→ Data
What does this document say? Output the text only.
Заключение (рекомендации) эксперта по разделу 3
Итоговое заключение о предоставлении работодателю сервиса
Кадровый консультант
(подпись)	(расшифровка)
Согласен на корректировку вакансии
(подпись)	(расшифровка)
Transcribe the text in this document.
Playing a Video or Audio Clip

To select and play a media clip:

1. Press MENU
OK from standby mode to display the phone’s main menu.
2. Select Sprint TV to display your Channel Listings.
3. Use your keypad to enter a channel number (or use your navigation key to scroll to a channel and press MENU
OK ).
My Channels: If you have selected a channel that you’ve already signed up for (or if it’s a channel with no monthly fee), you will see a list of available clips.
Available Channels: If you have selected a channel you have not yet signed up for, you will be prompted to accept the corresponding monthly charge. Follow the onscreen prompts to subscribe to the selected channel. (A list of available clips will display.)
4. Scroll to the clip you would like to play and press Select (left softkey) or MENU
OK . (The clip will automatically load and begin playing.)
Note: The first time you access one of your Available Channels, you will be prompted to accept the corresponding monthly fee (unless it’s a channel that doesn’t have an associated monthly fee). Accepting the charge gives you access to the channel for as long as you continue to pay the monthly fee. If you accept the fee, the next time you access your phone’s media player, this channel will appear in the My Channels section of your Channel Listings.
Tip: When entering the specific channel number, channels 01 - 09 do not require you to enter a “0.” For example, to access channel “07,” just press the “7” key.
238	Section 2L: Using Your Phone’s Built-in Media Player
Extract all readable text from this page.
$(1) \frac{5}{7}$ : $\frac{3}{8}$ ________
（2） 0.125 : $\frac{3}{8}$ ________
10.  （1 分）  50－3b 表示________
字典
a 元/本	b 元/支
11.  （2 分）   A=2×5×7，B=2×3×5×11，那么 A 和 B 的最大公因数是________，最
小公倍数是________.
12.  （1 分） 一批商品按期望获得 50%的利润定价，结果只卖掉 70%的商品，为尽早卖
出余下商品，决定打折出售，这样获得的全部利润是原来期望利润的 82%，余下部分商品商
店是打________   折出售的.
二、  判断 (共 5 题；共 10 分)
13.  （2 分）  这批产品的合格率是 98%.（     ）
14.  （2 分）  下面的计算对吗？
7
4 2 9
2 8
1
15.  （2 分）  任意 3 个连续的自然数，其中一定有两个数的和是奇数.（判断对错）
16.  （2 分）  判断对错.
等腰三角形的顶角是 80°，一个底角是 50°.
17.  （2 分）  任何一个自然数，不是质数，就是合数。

→ Objective
Return the listing above in full, character for character.

→ Complete answer
What does this document say? Output the text only.
Заключение (рекомендации) эксперта по разделу 3
Итоговое заключение о предоставлении работодателю сервиса
Кадровый консультант
(подпись)	(расшифровка)
Согласен на корректировку вакансии
(подпись)	(расшифровка)
Transcribe the text in this document.
Playing a Video or Audio Clip

To select and play a media clip:

1. Press MENU
OK from standby mode to display the phone’s main menu.
2. Select Sprint TV to display your Channel Listings.
3. Use your keypad to enter a channel number (or use your navigation key to scroll to a channel and press MENU
OK ).
My Channels: If you have selected a channel that you’ve already signed up for (or if it’s a channel with no monthly fee), you will see a list of available clips.
Available Channels: If you have selected a channel you have not yet signed up for, you will be prompted to accept the corresponding monthly charge. Follow the onscreen prompts to subscribe to the selected channel. (A list of available clips will display.)
4. Scroll to the clip you would like to play and press Select (left softkey) or MENU
OK . (The clip will automatically load and begin playing.)
Note: The first time you access one of your Available Channels, you will be prompted to accept the corresponding monthly fee (unless it’s a channel that doesn’t have an associated monthly fee). Accepting the charge gives you access to the channel for as long as you continue to pay the monthly fee. If you accept the fee, the next time you access your phone’s media player, this channel will appear in the My Channels section of your Channel Listings.
Tip: When entering the specific channel number, channels 01 - 09 do not require you to enter a “0.” For example, to access channel “07,” just press the “7” key.
238	Section 2L: Using Your Phone’s Built-in Media Player
Extract all readable text from this page.
$(1) \frac{5}{7}$ : $\frac{3}{8}$ ________
（2） 0.125 : $\frac{3}{8}$ ________
10.  （1 分）  50－3b 表示________
字典
a 元/本	b 元/支
11.  （2 分）   A=2×5×7，B=2×3×5×11，那么 A 和 B 的最大公因数是________，最
小公倍数是________.
12.  （1 分） 一批商品按期望获得 50%的利润定价，结果只卖掉 70%的商品，为尽早卖
出余下商品，决定打折出售，这样获得的全部利润是原来期望利润的 82%，余下部分商品商
店是打________   折出售的.
二、  判断 (共 5 题；共 10 分)
13.  （2 分）  这批产品的合格率是 98%.（     ）
14.  （2 分）  下面的计算对吗？
7
4 2 9
2 8
1
15.  （2 分）  任意 3 个连续的自然数，其中一定有两个数的和是奇数.（判断对错）
16.  （2 分）  判断对错.
等腰三角形的顶角是 80°，一个底角是 50°.
17.  （2 分）  任何一个自然数，不是质数，就是合数。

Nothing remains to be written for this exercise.